> _ENTRIES SUPPLIED_
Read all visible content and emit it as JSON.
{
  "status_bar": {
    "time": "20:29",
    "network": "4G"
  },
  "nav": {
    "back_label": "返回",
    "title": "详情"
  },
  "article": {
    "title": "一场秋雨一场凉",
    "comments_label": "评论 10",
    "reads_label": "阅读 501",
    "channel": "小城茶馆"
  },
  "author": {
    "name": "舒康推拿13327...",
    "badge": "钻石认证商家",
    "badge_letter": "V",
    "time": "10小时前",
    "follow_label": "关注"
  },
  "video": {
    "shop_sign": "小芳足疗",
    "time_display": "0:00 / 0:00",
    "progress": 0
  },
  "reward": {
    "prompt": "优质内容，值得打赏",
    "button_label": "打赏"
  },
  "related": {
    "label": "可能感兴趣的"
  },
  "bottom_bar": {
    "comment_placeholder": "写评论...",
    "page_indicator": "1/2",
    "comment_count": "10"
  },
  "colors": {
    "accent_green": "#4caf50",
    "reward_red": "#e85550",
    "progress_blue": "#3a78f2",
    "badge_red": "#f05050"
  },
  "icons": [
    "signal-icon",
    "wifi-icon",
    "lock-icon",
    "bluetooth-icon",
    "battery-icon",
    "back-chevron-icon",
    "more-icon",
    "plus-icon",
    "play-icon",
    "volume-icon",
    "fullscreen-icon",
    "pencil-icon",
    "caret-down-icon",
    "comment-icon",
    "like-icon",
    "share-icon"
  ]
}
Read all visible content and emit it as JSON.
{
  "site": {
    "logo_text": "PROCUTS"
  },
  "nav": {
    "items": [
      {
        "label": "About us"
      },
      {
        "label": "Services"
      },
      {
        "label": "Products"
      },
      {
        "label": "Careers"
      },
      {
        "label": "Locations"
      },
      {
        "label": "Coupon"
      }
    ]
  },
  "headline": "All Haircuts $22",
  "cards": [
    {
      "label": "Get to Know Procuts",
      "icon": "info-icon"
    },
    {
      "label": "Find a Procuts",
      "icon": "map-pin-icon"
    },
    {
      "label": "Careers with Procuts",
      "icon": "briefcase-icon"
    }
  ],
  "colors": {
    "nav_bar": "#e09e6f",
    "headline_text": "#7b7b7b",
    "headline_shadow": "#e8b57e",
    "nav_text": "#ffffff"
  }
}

> _THE PROBLEM_
Restate the records, all of them, precisely as written.

> _TASK RESULT_
Read all visible content and emit it as JSON.
{
  "status_bar": {
    "time": "20:29",
    "network": "4G"
  },
  "nav": {
    "back_label": "返回",
    "title": "详情"
  },
  "article": {
    "title": "一场秋雨一场凉",
    "comments_label": "评论 10",
    "reads_label": "阅读 501",
    "channel": "小城茶馆"
  },
  "author": {
    "name": "舒康推拿13327...",
    "badge": "钻石认证商家",
    "badge_letter": "V",
    "time": "10小时前",
    "follow_label": "关注"
  },
  "video": {
    "shop_sign": "小芳足疗",
    "time_display": "0:00 / 0:00",
    "progress": 0
  },
  "reward": {
    "prompt": "优质内容，值得打赏",
    "button_label": "打赏"
  },
  "related": {
    "label": "可能感兴趣的"
  },
  "bottom_bar": {
    "comment_placeholder": "写评论...",
    "page_indicator": "1/2",
    "comment_count": "10"
  },
  "colors": {
    "accent_green": "#4caf50",
    "reward_red": "#e85550",
    "progress_blue": "#3a78f2",
    "badge_red": "#f05050"
  },
  "icons": [
    "signal-icon",
    "wifi-icon",
    "lock-icon",
    "bluetooth-icon",
    "battery-icon",
    "back-chevron-icon",
    "more-icon",
    "plus-icon",
    "play-icon",
    "volume-icon",
    "fullscreen-icon",
    "pencil-icon",
    "caret-down-icon",
    "comment-icon",
    "like-icon",
    "share-icon"
  ]
}
Read all visible content and emit it as JSON.
{
  "site": {
    "logo_text": "PROCUTS"
  },
  "nav": {
    "items": [
      {
        "label": "About us"
      },
      {
        "label": "Services"
      },
      {
        "label": "Products"
      },
      {
        "label": "Careers"
      },
      {
        "label": "Locations"
      },
      {
        "label": "Coupon"
      }
    ]
  },
  "headline": "All Haircuts $22",
  "cards": [
    {
      "label": "Get to Know Procuts",
      "icon": "info-icon"
    },
    {
      "label": "Find a Procuts",
      "icon": "map-pin-icon"
    },
    {
      "label": "Careers with Procuts",
      "icon": "briefcase-icon"
    }
  ],
  "colors": {
    "nav_bar": "#e09e6f",
    "headline_text": "#7b7b7b",
    "headline_shadow": "#e8b57e",
    "nav_text": "#ffffff"
  }
}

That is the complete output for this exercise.